» Given information
↓↓↓
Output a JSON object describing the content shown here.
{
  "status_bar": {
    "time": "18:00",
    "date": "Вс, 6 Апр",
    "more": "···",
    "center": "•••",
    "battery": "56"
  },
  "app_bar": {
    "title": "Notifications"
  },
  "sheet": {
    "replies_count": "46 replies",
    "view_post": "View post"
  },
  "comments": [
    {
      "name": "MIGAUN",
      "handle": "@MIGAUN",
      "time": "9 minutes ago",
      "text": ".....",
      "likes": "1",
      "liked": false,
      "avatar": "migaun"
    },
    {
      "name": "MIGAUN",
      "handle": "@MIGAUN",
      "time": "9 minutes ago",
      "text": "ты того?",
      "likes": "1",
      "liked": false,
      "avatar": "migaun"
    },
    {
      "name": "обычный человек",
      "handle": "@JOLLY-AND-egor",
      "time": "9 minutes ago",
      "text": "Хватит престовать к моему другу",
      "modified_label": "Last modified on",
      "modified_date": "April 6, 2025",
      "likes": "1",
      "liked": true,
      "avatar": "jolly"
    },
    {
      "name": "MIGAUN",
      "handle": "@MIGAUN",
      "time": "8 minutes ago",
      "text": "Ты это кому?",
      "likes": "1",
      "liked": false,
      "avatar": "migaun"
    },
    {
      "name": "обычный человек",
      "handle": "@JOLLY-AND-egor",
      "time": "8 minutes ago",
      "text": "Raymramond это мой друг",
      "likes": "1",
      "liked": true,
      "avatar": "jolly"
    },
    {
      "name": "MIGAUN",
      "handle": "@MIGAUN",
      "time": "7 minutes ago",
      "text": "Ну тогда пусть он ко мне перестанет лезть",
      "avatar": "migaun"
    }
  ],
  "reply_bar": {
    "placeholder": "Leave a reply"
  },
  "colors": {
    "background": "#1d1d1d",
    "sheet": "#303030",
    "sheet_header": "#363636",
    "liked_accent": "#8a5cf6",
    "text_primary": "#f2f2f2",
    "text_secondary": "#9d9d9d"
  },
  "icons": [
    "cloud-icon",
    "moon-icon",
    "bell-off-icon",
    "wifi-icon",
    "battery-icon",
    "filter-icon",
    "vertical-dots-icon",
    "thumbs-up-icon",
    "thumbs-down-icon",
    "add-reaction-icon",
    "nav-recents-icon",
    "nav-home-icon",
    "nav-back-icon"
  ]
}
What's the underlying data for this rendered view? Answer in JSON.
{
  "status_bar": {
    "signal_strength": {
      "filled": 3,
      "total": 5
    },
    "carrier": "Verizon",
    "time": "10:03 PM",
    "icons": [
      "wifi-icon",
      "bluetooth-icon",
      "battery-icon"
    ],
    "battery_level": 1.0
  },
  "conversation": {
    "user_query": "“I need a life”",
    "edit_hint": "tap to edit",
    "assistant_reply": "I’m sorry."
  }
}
↑↑↑
» The request
For this exercise, please retype exactly the lines in the listing from the line with "What's the underlying" through its last line, both ends included.

» Task response
What's the underlying data for this rendered view? Answer in JSON.
{
  "status_bar": {
    "signal_strength": {
      "filled": 3,
      "total": 5
    },
    "carrier": "Verizon",
    "time": "10:03 PM",
    "icons": [
      "wifi-icon",
      "bluetooth-icon",
      "battery-icon"
    ],
    "battery_level": 1.0
  },
  "conversation": {
    "user_query": "“I need a life”",
    "edit_hint": "tap to edit",
    "assistant_reply": "I’m sorry."
  }
}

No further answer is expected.